Exercise prompt:
All lines in the data bearing the string "Pellentesque" should be identified and copied.
━━━━━━━━━━━━━━━━
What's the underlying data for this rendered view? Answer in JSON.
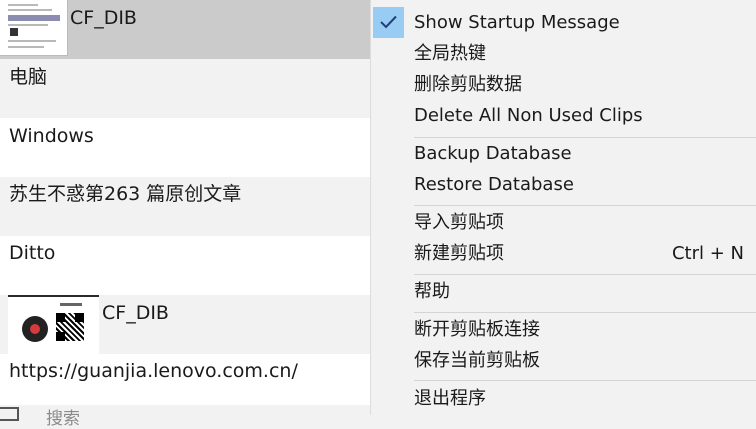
{
  "clips": [
    {
      "text": "CF_DIB"
    },
    {
      "text": "电脑"
    },
    {
      "text": "Windows"
    },
    {
      "text": "苏生不惑第263 篇原创文章"
    },
    {
      "text": "Ditto"
    },
    {
      "text": "CF_DIB"
    },
    {
      "text": "https://guanjia.lenovo.com.cn/"
    }
  ],
  "search": {
    "label": "搜索"
  },
  "menu": {
    "show_startup_message": "Show Startup Message",
    "global_hotkeys": "全局热键",
    "delete_clip_data": "删除剪贴数据",
    "delete_all_non_used_clips": "Delete All Non Used Clips",
    "backup_database": "Backup Database",
    "restore_database": "Restore Database",
    "import_clip": "导入剪贴项",
    "new_clip": "新建剪贴项",
    "new_clip_shortcut": "Ctrl + N",
    "help": "帮助",
    "disconnect_clipboard": "断开剪贴板连接",
    "save_current_clipboard": "保存当前剪贴板",
    "exit_program": "退出程序"
  },
  "icons": {
    "check": "checkmark-icon",
    "search": "search-box-icon"
  },
  "colors": {
    "check_highlight": "#99ccf2",
    "selected_row": "#cbcbcb",
    "menu_bg": "#f2f2f2"
  }
}
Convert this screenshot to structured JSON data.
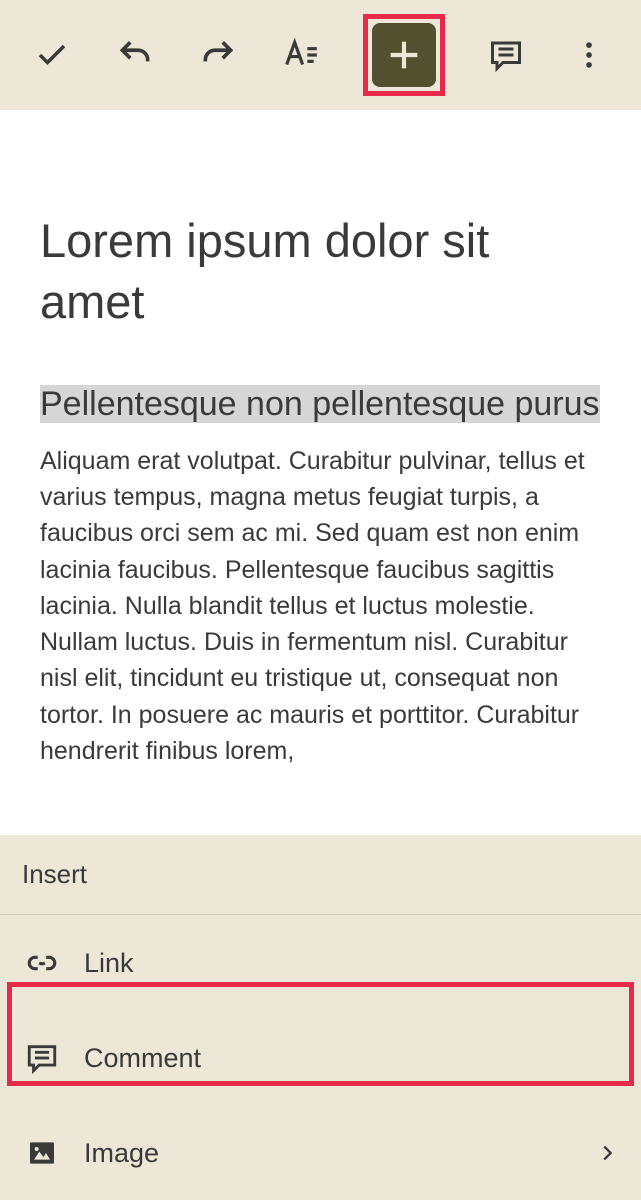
{
  "toolbar": {
    "confirm": "check",
    "undo": "undo",
    "redo": "redo",
    "format": "format",
    "add": "plus",
    "comment": "comment",
    "more": "more"
  },
  "document": {
    "title": "Lorem ipsum dolor sit amet",
    "heading": "Pellentesque non pellentesque purus",
    "body": "Aliquam erat volutpat. Curabitur pulvinar, tellus et varius tempus, magna metus feugiat turpis, a faucibus orci sem ac mi. Sed quam est non enim lacinia faucibus. Pellentesque faucibus sagittis lacinia. Nulla blandit tellus et luctus molestie. Nullam luctus. Duis in fermentum nisl. Curabitur nisl elit, tincidunt eu tristique ut, consequat non tortor. In posuere ac mauris et porttitor. Curabitur hendrerit finibus lorem,"
  },
  "sheet": {
    "title": "Insert",
    "items": [
      {
        "label": "Link",
        "icon": "link",
        "chevron": false
      },
      {
        "label": "Comment",
        "icon": "comment",
        "chevron": false
      },
      {
        "label": "Image",
        "icon": "image",
        "chevron": true
      }
    ]
  },
  "highlights": {
    "toolbar_add": true,
    "sheet_comment": true
  }
}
━━━━━━━━━━━━━━━━
Reply to the task:
    "heading": "Pellentesque non pellentesque purus",
    "body": "Aliquam erat volutpat. Curabitur pulvinar, tellus et varius tempus, magna metus feugiat turpis, a faucibus orci sem ac mi. Sed quam est non enim lacinia faucibus. Pellentesque faucibus sagittis lacinia. Nulla blandit tellus et luctus molestie. Nullam luctus. Duis in fermentum nisl. Curabitur nisl elit, tincidunt eu tristique ut, consequat non tortor. In posuere ac mauris et porttitor. Curabitur hendrerit finibus lorem,"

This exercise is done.